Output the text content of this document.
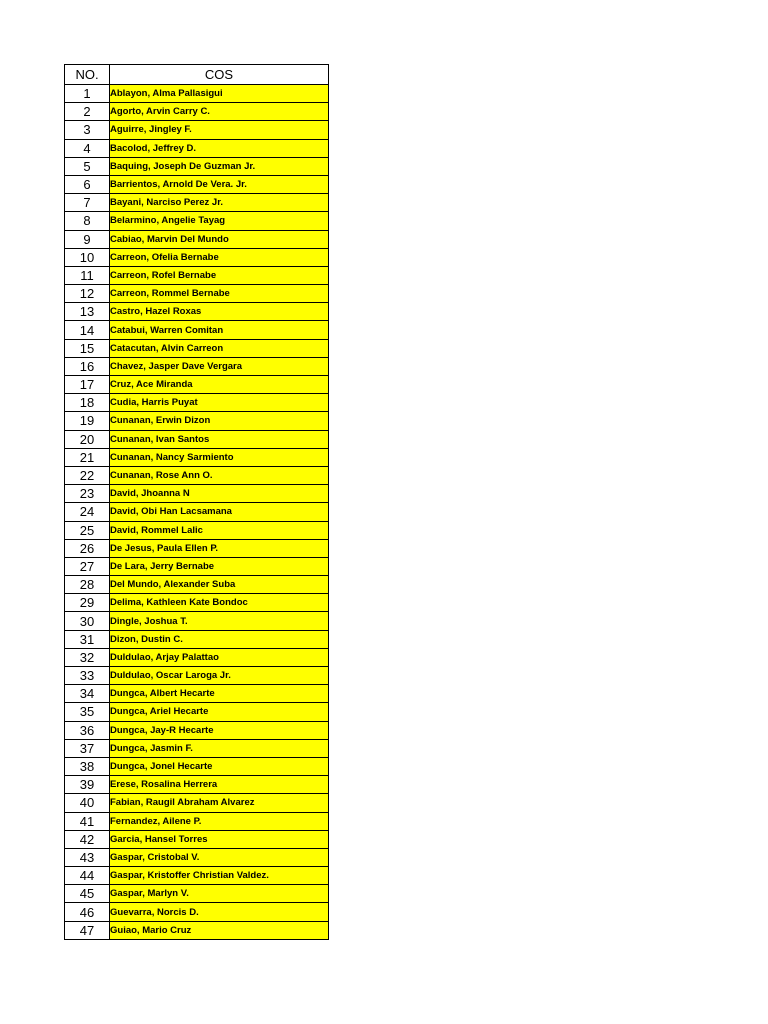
NO.	COS
1	Ablayon, Alma Pallasigui
2	Agorto, Arvin Carry C.
3	Aguirre, Jingley F.
4	Bacolod, Jeffrey D.
5	Baquing, Joseph De Guzman Jr.
6	Barrientos, Arnold De Vera. Jr.
7	Bayani, Narciso Perez Jr.
8	Belarmino, Angelie Tayag
9	Cabiao, Marvin Del Mundo
10	Carreon, Ofelia Bernabe
11	Carreon, Rofel Bernabe
12	Carreon, Rommel Bernabe
13	Castro, Hazel Roxas
14	Catabui, Warren Comitan
15	Catacutan, Alvin Carreon
16	Chavez, Jasper Dave Vergara
17	Cruz, Ace Miranda
18	Cudia, Harris Puyat
19	Cunanan, Erwin Dizon
20	Cunanan, Ivan Santos
21	Cunanan, Nancy Sarmiento
22	Cunanan, Rose Ann O.
23	David, Jhoanna N
24	David, Obi Han Lacsamana
25	David, Rommel Lalic
26	De Jesus, Paula Ellen P.
27	De Lara, Jerry Bernabe
28	Del Mundo, Alexander Suba
29	Delima, Kathleen Kate Bondoc
30	Dingle, Joshua T.
31	Dizon, Dustin C.
32	Duldulao, Arjay Palattao
33	Duldulao, Oscar Laroga Jr.
34	Dungca, Albert Hecarte
35	Dungca, Ariel Hecarte
36	Dungca, Jay-R Hecarte
37	Dungca, Jasmin F.
38	Dungca, Jonel Hecarte
39	Erese, Rosalina Herrera
40	Fabian, Raugil Abraham Alvarez
41	Fernandez, Ailene P.
42	Garcia, Hansel Torres
43	Gaspar, Cristobal V.
44	Gaspar, Kristoffer Christian Valdez.
45	Gaspar, Marlyn V.
46	Guevarra, Norcis D.
47	Guiao, Mario Cruz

#### WHAT TO DO
Copy every line of the material in which the word "Dungca" occurs.

#### RESPONSE TO THE EXERCISE
34	Dungca, Albert Hecarte
35	Dungca, Ariel Hecarte
36	Dungca, Jay-R Hecarte
37	Dungca, Jasmin F.
38	Dungca, Jonel Hecarte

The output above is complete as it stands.